--- WHAT YOU NEED TO DO ---
Repeat all of the data precisely.

--- INPUT ROWS ---
□ □ □ □ □

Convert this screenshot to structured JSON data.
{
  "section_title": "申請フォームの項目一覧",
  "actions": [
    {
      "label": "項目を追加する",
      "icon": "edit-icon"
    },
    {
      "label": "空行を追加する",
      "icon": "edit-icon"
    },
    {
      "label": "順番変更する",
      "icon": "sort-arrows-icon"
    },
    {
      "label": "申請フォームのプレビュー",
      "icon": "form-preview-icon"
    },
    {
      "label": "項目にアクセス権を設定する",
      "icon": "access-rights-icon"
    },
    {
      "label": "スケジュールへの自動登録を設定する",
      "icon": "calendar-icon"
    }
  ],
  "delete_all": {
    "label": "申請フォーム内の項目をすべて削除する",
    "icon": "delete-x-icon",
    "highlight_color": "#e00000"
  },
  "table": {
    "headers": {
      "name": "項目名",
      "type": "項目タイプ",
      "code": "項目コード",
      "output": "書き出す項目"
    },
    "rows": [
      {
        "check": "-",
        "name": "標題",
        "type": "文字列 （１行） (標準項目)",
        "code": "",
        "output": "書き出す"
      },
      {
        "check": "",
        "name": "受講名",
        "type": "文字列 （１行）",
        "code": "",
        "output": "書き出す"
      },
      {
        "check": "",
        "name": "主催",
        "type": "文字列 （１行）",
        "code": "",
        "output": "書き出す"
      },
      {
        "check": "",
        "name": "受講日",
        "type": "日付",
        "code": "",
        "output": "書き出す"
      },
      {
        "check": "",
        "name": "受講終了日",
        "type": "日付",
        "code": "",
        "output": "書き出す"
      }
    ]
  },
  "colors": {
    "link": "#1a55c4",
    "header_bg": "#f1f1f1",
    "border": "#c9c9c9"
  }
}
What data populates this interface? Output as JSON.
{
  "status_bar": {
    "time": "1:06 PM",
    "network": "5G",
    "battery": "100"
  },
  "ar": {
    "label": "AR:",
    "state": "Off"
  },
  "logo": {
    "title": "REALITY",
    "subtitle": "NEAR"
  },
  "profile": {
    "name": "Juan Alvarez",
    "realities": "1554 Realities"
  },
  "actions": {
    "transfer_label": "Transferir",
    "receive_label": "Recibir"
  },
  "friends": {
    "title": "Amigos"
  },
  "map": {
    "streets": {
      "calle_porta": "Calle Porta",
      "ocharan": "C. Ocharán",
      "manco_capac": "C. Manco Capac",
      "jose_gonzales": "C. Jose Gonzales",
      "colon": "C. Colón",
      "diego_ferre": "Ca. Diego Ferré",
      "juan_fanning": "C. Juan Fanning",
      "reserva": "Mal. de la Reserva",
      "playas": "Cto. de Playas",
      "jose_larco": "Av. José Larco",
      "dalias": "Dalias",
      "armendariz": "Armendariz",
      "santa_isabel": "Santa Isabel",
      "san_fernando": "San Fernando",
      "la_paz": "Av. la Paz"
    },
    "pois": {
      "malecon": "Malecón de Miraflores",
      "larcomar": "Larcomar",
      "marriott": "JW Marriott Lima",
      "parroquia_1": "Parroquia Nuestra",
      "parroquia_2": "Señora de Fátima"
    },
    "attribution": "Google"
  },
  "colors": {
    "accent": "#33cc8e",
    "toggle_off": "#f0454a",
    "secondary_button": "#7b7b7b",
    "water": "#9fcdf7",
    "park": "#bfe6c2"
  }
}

□ □ □ □ □

--- WORKED SOLUTION ---
Convert this screenshot to structured JSON data.
{
  "section_title": "申請フォームの項目一覧",
  "actions": [
    {
      "label": "項目を追加する",
      "icon": "edit-icon"
    },
    {
      "label": "空行を追加する",
      "icon": "edit-icon"
    },
    {
      "label": "順番変更する",
      "icon": "sort-arrows-icon"
    },
    {
      "label": "申請フォームのプレビュー",
      "icon": "form-preview-icon"
    },
    {
      "label": "項目にアクセス権を設定する",
      "icon": "access-rights-icon"
    },
    {
      "label": "スケジュールへの自動登録を設定する",
      "icon": "calendar-icon"
    }
  ],
  "delete_all": {
    "label": "申請フォーム内の項目をすべて削除する",
    "icon": "delete-x-icon",
    "highlight_color": "#e00000"
  },
  "table": {
    "headers": {
      "name": "項目名",
      "type": "項目タイプ",
      "code": "項目コード",
      "output": "書き出す項目"
    },
    "rows": [
      {
        "check": "-",
        "name": "標題",
        "type": "文字列 （１行） (標準項目)",
        "code": "",
        "output": "書き出す"
      },
      {
        "check": "",
        "name": "受講名",
        "type": "文字列 （１行）",
        "code": "",
        "output": "書き出す"
      },
      {
        "check": "",
        "name": "主催",
        "type": "文字列 （１行）",
        "code": "",
        "output": "書き出す"
      },
      {
        "check": "",
        "name": "受講日",
        "type": "日付",
        "code": "",
        "output": "書き出す"
      },
      {
        "check": "",
        "name": "受講終了日",
        "type": "日付",
        "code": "",
        "output": "書き出す"
      }
    ]
  },
  "colors": {
    "link": "#1a55c4",
    "header_bg": "#f1f1f1",
    "border": "#c9c9c9"
  }
}
What data populates this interface? Output as JSON.
{
  "status_bar": {
    "time": "1:06 PM",
    "network": "5G",
    "battery": "100"
  },
  "ar": {
    "label": "AR:",
    "state": "Off"
  },
  "logo": {
    "title": "REALITY",
    "subtitle": "NEAR"
  },
  "profile": {
    "name": "Juan Alvarez",
    "realities": "1554 Realities"
  },
  "actions": {
    "transfer_label": "Transferir",
    "receive_label": "Recibir"
  },
  "friends": {
    "title": "Amigos"
  },
  "map": {
    "streets": {
      "calle_porta": "Calle Porta",
      "ocharan": "C. Ocharán",
      "manco_capac": "C. Manco Capac",
      "jose_gonzales": "C. Jose Gonzales",
      "colon": "C. Colón",
      "diego_ferre": "Ca. Diego Ferré",
      "juan_fanning": "C. Juan Fanning",
      "reserva": "Mal. de la Reserva",
      "playas": "Cto. de Playas",
      "jose_larco": "Av. José Larco",
      "dalias": "Dalias",
      "armendariz": "Armendariz",
      "santa_isabel": "Santa Isabel",
      "san_fernando": "San Fernando",
      "la_paz": "Av. la Paz"
    },
    "pois": {
      "malecon": "Malecón de Miraflores",
      "larcomar": "Larcomar",
      "marriott": "JW Marriott Lima",
      "parroquia_1": "Parroquia Nuestra",
      "parroquia_2": "Señora de Fátima"
    },
    "attribution": "Google"
  },
  "colors": {
    "accent": "#33cc8e",
    "toggle_off": "#f0454a",
    "secondary_button": "#7b7b7b",
    "water": "#9fcdf7",
    "park": "#bfe6c2"
  }
}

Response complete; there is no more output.